Records for the task:

* * * *

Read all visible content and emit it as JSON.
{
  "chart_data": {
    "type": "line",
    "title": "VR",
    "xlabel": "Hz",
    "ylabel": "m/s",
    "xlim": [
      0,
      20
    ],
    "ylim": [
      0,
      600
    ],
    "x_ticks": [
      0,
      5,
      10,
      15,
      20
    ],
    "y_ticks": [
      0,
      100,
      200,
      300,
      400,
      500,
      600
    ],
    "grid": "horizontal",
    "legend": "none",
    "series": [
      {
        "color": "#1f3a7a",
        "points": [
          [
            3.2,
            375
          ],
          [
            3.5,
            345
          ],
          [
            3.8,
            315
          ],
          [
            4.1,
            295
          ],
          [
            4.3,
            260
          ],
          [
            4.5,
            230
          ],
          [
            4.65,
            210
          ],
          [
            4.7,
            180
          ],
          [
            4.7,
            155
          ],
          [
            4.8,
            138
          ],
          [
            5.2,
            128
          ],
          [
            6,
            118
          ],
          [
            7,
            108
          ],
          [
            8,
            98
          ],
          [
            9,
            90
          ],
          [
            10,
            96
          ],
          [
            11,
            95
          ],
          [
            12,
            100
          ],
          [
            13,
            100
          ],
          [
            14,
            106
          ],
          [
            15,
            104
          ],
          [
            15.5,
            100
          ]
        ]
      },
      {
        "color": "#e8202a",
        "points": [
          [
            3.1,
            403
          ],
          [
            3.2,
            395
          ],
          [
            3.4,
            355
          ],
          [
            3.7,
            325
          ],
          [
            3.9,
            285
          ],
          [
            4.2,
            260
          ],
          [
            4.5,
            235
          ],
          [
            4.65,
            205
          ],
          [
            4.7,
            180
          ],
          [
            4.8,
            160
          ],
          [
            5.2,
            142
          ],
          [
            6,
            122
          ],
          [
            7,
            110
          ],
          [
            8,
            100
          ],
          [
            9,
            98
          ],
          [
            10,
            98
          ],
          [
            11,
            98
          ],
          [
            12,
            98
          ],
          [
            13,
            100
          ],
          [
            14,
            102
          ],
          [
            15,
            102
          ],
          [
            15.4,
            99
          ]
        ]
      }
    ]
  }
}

* * * *

Aim: Copy every record above exactly as it appears.

Output:
Read all visible content and emit it as JSON.
{
  "chart_data": {
    "type": "line",
    "title": "VR",
    "xlabel": "Hz",
    "ylabel": "m/s",
    "xlim": [
      0,
      20
    ],
    "ylim": [
      0,
      600
    ],
    "x_ticks": [
      0,
      5,
      10,
      15,
      20
    ],
    "y_ticks": [
      0,
      100,
      200,
      300,
      400,
      500,
      600
    ],
    "grid": "horizontal",
    "legend": "none",
    "series": [
      {
        "color": "#1f3a7a",
        "points": [
          [
            3.2,
            375
          ],
          [
            3.5,
            345
          ],
          [
            3.8,
            315
          ],
          [
            4.1,
            295
          ],
          [
            4.3,
            260
          ],
          [
            4.5,
            230
          ],
          [
            4.65,
            210
          ],
          [
            4.7,
            180
          ],
          [
            4.7,
            155
          ],
          [
            4.8,
            138
          ],
          [
            5.2,
            128
          ],
          [
            6,
            118
          ],
          [
            7,
            108
          ],
          [
            8,
            98
          ],
          [
            9,
            90
          ],
          [
            10,
            96
          ],
          [
            11,
            95
          ],
          [
            12,
            100
          ],
          [
            13,
            100
          ],
          [
            14,
            106
          ],
          [
            15,
            104
          ],
          [
            15.5,
            100
          ]
        ]
      },
      {
        "color": "#e8202a",
        "points": [
          [
            3.1,
            403
          ],
          [
            3.2,
            395
          ],
          [
            3.4,
            355
          ],
          [
            3.7,
            325
          ],
          [
            3.9,
            285
          ],
          [
            4.2,
            260
          ],
          [
            4.5,
            235
          ],
          [
            4.65,
            205
          ],
          [
            4.7,
            180
          ],
          [
            4.8,
            160
          ],
          [
            5.2,
            142
          ],
          [
            6,
            122
          ],
          [
            7,
            110
          ],
          [
            8,
            100
          ],
          [
            9,
            98
          ],
          [
            10,
            98
          ],
          [
            11,
            98
          ],
          [
            12,
            98
          ],
          [
            13,
            100
          ],
          [
            14,
            102
          ],
          [
            15,
            102
          ],
          [
            15.4,
            99
          ]
        ]
      }
    ]
  }
}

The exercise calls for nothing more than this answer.